** start RECORDS FOR THE TASK **

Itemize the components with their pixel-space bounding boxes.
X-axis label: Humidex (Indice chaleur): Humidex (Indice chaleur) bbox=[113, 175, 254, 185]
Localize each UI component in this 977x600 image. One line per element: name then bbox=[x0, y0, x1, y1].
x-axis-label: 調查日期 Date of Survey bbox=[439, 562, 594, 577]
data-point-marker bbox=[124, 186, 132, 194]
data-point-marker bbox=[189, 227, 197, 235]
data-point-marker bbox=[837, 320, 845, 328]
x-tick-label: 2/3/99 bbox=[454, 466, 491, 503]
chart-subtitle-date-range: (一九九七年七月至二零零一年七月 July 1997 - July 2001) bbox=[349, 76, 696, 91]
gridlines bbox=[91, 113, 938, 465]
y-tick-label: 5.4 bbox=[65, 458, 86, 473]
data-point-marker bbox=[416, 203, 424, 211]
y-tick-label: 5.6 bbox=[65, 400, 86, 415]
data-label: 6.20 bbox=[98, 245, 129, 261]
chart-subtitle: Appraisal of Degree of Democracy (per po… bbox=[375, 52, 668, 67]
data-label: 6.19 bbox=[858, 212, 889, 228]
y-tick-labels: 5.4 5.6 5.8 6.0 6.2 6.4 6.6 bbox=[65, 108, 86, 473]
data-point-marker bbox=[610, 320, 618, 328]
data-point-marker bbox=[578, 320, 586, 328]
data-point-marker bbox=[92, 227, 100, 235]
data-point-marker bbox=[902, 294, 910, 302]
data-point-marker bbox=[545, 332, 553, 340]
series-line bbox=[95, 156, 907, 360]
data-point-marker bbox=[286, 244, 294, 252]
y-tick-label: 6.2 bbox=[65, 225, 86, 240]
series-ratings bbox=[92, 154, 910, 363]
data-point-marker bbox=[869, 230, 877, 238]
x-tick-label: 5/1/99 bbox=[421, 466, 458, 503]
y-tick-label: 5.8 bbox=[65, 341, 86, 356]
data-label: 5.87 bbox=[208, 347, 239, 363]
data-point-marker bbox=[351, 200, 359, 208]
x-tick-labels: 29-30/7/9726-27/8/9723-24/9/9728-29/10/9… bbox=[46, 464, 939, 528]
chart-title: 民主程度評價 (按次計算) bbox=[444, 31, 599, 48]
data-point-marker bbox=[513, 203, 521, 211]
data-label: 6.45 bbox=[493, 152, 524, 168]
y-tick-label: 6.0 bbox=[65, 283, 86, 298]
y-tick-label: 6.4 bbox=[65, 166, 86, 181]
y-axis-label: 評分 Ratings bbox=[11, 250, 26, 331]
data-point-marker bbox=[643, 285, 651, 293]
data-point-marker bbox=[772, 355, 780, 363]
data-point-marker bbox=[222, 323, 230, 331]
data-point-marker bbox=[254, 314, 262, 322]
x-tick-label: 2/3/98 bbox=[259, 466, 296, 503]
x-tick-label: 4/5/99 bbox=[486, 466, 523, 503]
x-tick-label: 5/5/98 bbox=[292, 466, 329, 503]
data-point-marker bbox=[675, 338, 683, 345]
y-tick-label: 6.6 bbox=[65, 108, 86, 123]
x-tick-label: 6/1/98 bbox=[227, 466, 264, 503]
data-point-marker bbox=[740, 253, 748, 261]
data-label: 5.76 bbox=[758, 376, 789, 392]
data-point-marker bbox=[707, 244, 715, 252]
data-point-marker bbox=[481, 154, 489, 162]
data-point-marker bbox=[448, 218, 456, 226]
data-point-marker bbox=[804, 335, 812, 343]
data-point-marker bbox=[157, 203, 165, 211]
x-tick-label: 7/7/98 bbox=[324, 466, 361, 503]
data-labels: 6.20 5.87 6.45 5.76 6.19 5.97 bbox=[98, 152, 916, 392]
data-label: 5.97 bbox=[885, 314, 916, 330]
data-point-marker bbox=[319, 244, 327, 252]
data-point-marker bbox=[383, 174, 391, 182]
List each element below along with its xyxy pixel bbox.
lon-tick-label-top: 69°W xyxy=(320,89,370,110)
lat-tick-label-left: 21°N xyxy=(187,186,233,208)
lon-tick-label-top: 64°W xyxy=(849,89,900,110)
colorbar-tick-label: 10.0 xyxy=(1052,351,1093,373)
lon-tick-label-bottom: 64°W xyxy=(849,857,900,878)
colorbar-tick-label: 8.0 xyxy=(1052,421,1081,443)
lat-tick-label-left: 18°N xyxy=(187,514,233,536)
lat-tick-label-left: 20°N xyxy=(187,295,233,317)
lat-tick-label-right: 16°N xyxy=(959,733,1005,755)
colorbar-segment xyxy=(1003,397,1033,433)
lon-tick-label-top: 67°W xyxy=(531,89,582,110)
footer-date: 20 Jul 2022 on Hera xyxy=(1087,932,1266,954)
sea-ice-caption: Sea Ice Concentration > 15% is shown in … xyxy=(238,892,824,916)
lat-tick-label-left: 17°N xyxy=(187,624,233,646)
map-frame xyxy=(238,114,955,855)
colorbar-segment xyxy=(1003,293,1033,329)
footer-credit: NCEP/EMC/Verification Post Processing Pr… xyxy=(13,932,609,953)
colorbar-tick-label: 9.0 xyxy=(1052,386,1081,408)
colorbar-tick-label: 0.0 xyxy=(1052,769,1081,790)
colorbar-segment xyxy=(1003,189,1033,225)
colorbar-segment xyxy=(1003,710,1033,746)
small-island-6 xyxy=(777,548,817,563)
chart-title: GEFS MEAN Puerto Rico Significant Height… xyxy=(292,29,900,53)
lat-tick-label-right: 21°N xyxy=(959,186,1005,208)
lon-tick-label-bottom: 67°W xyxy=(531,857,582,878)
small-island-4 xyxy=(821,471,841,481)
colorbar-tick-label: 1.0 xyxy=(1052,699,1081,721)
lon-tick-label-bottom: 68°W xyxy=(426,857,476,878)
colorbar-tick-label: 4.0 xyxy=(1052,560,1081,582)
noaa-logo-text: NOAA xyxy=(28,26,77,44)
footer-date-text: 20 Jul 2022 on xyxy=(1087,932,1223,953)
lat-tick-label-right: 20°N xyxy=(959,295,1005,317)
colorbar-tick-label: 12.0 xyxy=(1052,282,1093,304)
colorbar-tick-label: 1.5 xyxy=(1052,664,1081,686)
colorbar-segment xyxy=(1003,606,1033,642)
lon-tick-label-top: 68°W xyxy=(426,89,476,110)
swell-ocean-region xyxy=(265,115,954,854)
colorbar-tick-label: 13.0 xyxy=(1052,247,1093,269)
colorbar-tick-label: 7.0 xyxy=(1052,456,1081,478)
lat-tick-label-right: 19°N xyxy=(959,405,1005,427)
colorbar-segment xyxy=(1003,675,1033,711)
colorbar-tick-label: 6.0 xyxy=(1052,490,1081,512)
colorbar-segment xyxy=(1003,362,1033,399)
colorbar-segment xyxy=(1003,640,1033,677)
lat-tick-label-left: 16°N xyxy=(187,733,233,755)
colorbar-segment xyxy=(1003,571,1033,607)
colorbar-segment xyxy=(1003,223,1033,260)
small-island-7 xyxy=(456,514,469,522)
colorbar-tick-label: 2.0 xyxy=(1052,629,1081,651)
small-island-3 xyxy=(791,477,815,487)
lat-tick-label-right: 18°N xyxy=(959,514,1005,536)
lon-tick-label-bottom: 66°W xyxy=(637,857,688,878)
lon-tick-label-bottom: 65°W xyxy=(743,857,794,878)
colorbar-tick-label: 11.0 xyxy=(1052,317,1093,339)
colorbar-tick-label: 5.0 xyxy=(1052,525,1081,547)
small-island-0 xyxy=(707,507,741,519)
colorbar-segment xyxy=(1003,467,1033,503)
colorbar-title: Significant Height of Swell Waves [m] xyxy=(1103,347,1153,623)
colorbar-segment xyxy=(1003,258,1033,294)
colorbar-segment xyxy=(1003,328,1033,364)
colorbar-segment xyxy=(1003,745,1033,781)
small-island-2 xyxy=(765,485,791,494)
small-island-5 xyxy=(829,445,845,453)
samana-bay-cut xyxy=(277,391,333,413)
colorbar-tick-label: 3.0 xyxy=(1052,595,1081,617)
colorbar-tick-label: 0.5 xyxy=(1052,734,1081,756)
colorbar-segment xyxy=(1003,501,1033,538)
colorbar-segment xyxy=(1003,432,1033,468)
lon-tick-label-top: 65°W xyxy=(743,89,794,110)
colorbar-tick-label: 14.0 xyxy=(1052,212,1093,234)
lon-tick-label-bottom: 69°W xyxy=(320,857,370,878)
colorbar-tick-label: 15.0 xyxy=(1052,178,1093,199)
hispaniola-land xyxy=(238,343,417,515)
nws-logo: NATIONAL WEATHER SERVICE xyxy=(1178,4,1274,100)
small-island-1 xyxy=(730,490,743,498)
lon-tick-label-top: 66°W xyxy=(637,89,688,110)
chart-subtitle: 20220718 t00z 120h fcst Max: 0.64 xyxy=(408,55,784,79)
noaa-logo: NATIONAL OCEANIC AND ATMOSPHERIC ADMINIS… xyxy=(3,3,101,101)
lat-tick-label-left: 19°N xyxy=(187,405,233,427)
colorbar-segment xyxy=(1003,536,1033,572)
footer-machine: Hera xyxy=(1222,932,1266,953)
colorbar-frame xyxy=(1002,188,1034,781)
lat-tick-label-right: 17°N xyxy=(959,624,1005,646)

** end RECORDS FOR THE TASK **

**TASK REQUIREMENTS**
Extract, word for word, the lines of the entries above, from the start through the line that contains "x-axis-label: 調查日期 Date".

**OUTPUT OF THE TASK**
Itemize the components with their pixel-space bounding boxes.
X-axis label: Humidex (Indice chaleur): Humidex (Indice chaleur) bbox=[113, 175, 254, 185]
Localize each UI component in this 977x600 image. One line per element: name then bbox=[x0, y0, x1, y1].
x-axis-label: 調查日期 Date of Survey bbox=[439, 562, 594, 577]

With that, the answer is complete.